━━━━━ RECORDS ━━━━━

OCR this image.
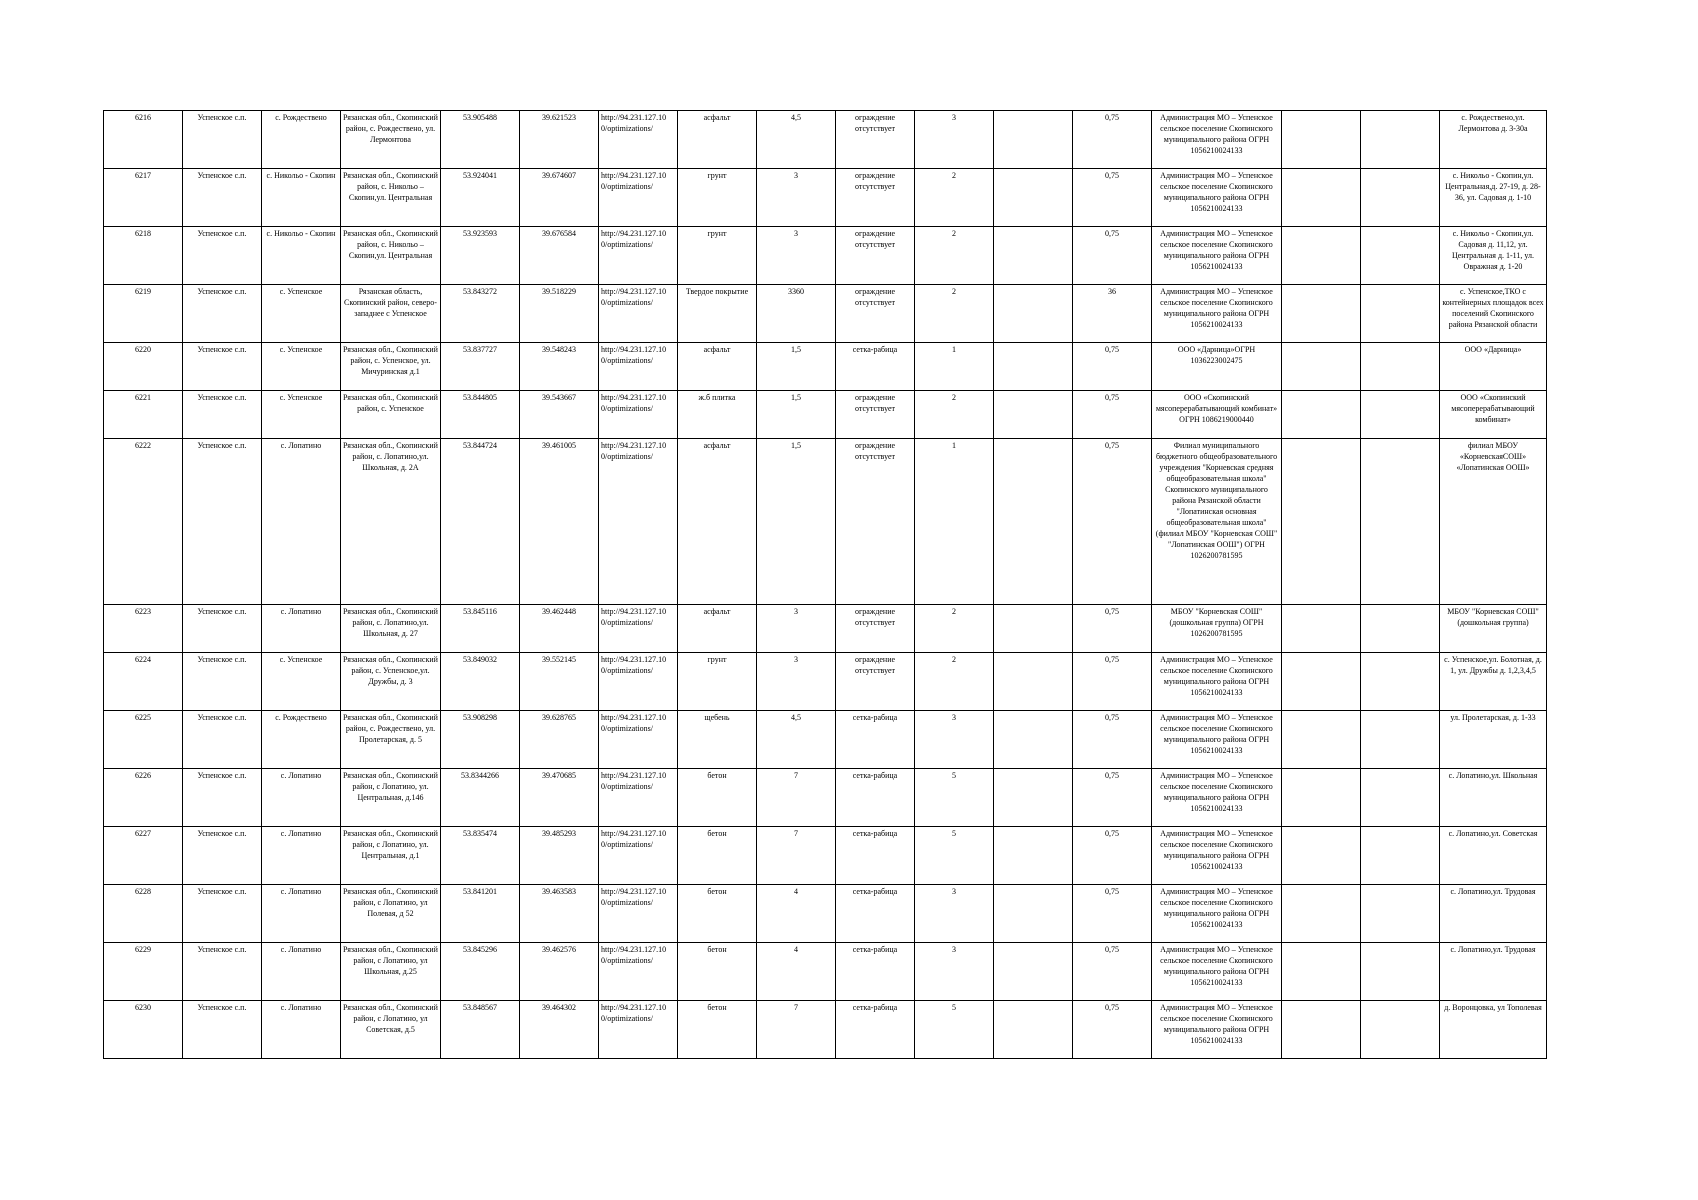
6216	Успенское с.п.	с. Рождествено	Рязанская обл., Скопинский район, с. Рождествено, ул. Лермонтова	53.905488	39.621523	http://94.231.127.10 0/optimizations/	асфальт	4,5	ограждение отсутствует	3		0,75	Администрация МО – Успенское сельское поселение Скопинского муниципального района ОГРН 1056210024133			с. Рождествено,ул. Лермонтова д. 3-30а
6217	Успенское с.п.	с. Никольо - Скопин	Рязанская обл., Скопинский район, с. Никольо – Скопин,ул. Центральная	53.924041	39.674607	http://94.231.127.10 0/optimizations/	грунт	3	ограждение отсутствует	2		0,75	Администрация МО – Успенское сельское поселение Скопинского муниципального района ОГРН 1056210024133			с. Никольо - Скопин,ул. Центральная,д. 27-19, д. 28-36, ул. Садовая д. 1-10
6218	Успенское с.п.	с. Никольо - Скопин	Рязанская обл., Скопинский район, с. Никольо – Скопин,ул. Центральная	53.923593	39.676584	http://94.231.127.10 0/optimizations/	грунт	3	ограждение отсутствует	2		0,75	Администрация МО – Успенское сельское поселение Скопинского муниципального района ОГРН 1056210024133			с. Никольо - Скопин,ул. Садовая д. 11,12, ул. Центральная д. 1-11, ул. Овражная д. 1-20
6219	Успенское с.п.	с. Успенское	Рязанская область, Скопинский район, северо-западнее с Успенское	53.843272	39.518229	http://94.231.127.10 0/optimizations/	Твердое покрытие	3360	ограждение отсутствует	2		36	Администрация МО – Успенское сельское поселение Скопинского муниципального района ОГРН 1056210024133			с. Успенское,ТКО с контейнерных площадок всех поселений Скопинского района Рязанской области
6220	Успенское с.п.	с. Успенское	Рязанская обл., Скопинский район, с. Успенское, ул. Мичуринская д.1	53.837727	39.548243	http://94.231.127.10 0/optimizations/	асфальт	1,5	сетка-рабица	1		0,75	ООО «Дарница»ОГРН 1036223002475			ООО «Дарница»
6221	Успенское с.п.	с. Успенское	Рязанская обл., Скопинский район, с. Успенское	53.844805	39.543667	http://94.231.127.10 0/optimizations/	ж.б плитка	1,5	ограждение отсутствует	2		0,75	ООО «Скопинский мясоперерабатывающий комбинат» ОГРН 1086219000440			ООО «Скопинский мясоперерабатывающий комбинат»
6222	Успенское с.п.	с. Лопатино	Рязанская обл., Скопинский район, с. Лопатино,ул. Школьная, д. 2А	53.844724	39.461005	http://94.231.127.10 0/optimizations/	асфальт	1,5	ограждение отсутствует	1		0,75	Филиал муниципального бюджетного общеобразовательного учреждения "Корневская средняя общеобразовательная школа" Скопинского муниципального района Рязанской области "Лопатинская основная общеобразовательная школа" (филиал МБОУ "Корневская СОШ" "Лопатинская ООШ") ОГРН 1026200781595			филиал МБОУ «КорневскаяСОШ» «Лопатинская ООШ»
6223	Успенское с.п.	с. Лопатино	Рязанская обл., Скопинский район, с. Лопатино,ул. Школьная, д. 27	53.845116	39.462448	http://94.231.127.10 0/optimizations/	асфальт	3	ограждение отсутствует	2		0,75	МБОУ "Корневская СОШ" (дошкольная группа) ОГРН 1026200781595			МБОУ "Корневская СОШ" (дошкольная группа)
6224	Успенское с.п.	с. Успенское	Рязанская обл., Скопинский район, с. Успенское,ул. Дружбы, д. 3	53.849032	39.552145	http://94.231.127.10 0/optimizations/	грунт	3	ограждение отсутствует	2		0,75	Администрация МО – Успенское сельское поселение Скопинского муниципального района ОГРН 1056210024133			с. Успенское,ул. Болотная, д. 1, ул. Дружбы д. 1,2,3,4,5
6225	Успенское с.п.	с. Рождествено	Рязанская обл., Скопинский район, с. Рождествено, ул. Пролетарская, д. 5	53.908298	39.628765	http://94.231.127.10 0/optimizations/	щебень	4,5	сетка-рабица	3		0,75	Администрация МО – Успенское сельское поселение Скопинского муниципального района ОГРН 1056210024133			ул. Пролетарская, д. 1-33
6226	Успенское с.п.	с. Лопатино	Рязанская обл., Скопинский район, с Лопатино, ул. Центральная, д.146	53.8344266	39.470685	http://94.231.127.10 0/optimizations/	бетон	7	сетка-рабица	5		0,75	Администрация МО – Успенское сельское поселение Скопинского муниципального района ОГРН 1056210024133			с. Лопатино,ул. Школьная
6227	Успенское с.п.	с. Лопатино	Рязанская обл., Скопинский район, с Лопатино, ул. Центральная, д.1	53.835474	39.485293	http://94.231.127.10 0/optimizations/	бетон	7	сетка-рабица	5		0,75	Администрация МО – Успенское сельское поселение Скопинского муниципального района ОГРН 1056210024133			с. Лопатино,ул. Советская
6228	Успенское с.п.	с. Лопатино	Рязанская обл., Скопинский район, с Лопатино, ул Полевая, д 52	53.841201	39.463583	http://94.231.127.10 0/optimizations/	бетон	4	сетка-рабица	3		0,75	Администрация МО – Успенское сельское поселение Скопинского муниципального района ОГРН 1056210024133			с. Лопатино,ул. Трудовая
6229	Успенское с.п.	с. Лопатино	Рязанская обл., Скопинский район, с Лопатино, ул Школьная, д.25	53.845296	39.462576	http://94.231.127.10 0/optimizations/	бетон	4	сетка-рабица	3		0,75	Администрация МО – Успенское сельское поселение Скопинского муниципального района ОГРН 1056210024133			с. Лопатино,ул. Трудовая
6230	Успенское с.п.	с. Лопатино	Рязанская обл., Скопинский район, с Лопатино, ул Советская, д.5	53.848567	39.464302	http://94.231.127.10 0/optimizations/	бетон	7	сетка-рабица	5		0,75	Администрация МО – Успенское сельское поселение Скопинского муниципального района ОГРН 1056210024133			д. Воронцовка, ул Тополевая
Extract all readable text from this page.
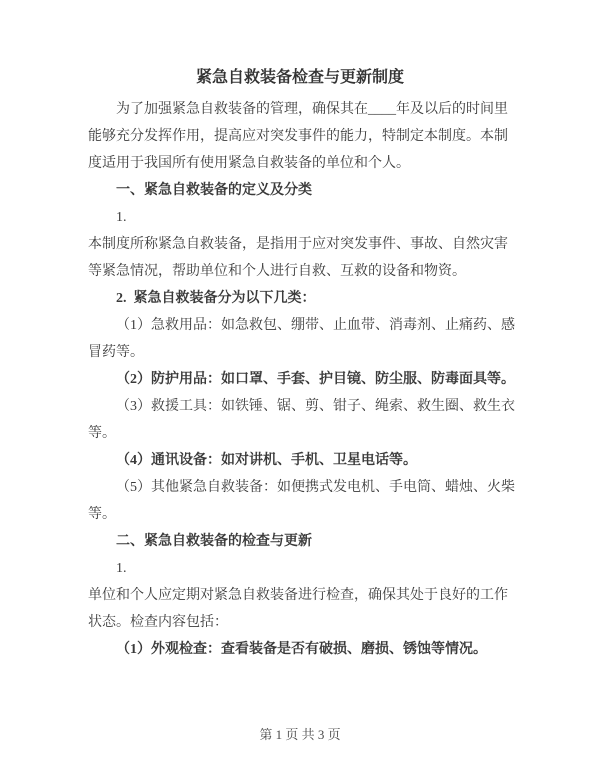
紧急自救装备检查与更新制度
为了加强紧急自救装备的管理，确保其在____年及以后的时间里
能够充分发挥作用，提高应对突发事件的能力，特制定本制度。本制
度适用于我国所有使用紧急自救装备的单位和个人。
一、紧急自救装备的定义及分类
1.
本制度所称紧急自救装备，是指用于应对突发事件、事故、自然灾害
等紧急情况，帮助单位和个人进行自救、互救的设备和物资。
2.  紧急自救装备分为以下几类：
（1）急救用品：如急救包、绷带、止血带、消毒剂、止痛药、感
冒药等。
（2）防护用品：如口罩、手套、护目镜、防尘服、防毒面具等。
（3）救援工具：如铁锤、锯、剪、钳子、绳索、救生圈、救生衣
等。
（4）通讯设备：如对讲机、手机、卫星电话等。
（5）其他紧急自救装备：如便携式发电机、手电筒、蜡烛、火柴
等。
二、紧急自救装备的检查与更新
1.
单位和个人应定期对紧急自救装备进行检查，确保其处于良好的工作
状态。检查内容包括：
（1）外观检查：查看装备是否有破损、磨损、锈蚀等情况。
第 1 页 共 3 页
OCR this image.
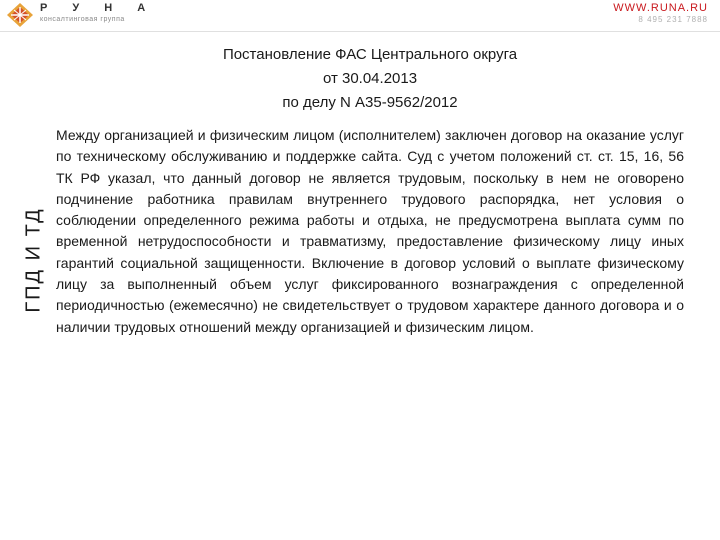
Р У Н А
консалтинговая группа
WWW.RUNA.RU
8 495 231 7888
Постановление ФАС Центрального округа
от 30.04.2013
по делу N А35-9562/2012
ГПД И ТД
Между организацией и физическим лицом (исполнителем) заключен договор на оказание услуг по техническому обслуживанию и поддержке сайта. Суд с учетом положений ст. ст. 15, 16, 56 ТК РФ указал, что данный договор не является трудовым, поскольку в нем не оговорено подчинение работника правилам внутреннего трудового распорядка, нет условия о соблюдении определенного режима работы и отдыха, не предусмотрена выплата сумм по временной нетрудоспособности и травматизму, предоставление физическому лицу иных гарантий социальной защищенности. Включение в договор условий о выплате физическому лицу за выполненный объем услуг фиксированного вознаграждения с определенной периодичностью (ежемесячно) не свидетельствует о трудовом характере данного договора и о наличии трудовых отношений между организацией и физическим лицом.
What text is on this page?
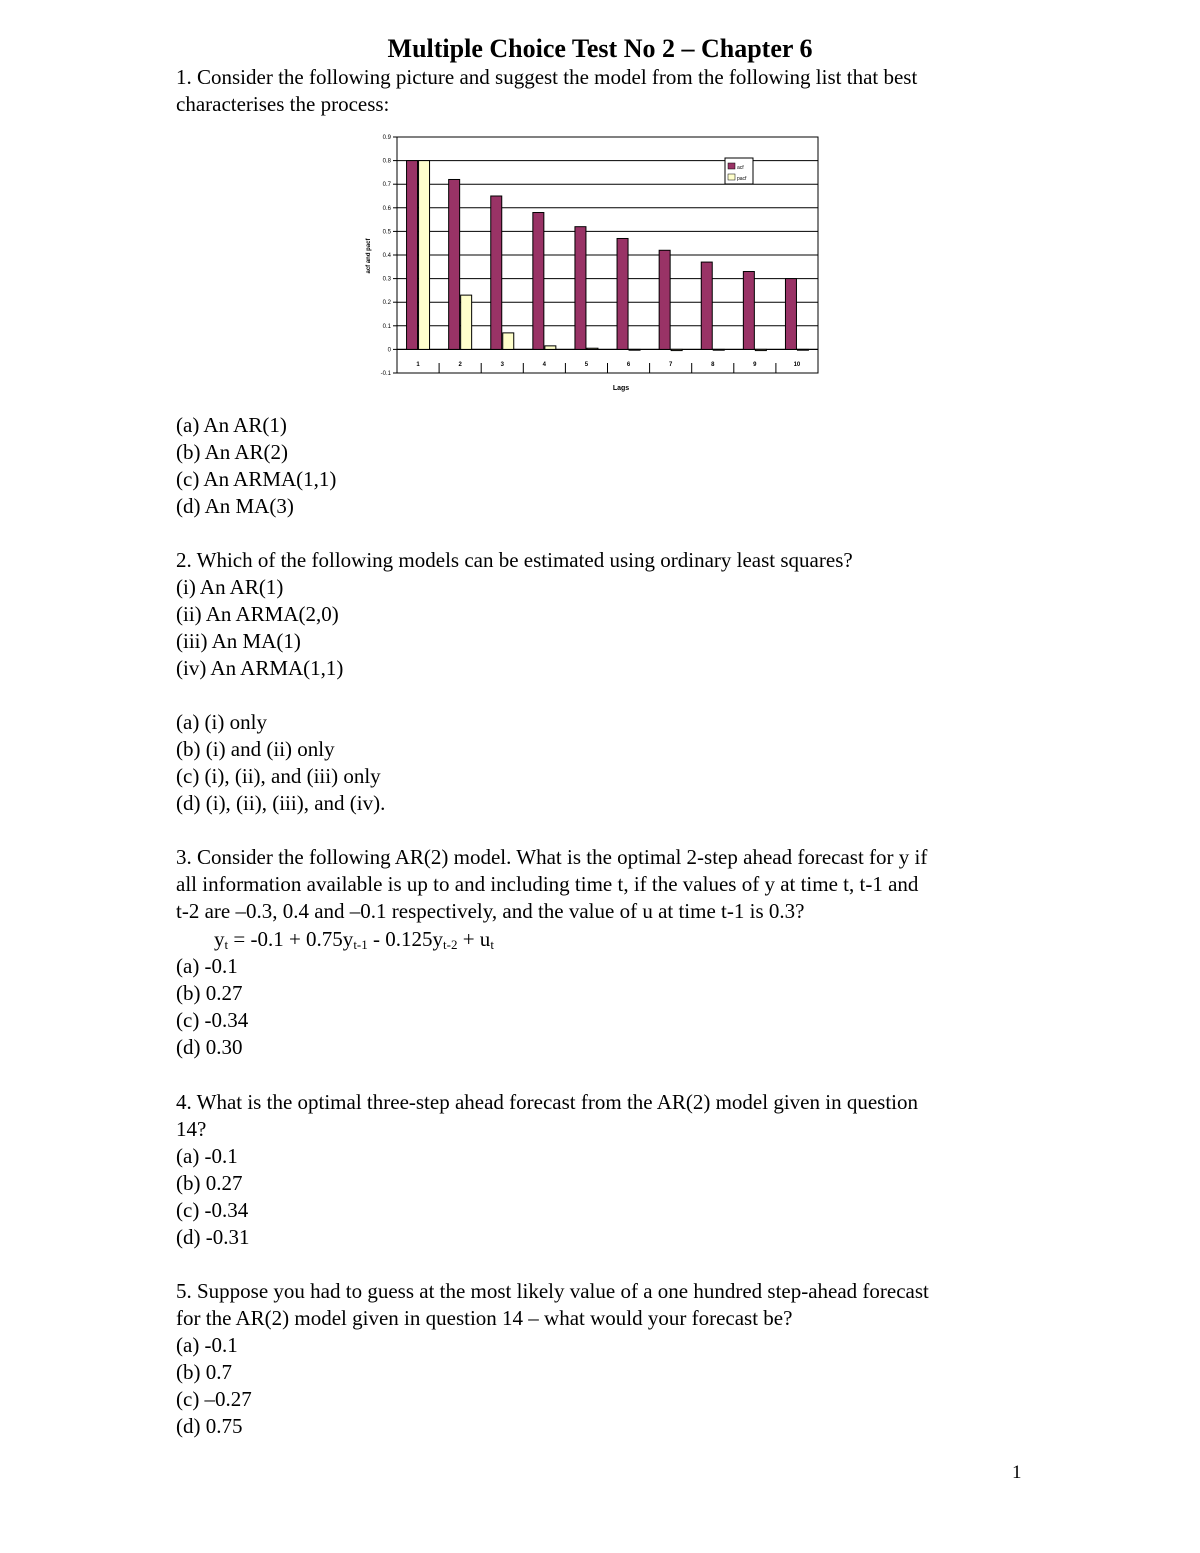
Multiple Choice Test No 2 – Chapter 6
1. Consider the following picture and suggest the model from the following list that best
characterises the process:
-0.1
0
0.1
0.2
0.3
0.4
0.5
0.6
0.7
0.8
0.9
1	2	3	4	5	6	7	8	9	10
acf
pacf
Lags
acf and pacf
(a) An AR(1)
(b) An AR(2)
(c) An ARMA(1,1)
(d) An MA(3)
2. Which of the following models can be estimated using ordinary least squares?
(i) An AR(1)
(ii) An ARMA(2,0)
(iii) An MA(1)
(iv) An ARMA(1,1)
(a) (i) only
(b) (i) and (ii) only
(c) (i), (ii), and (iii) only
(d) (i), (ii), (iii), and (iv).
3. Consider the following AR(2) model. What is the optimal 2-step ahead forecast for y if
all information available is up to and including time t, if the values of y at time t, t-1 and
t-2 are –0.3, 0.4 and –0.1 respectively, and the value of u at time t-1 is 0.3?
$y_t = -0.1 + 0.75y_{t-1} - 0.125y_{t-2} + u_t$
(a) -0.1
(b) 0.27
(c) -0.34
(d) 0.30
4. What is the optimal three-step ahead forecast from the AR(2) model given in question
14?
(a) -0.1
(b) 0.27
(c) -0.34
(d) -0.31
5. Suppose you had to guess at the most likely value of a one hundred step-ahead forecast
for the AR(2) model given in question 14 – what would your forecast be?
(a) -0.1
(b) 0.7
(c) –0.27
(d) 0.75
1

━━━━━

Leave out every line without the string "группа" and copy the rest.

6223	Успенское с.п.	с. Лопатино	Рязанская обл., Скопинский район, с. Лопатино,ул. Школьная, д. 27	53.845116	39.462448	http://94.231.127.10 0/optimizations/	асфальт	3	ограждение отсутствует	2		0,75	МБОУ "Корневская СОШ" (дошкольная группа) ОГРН 1026200781595			МБОУ "Корневская СОШ" (дошкольная группа)
консалтинговая группа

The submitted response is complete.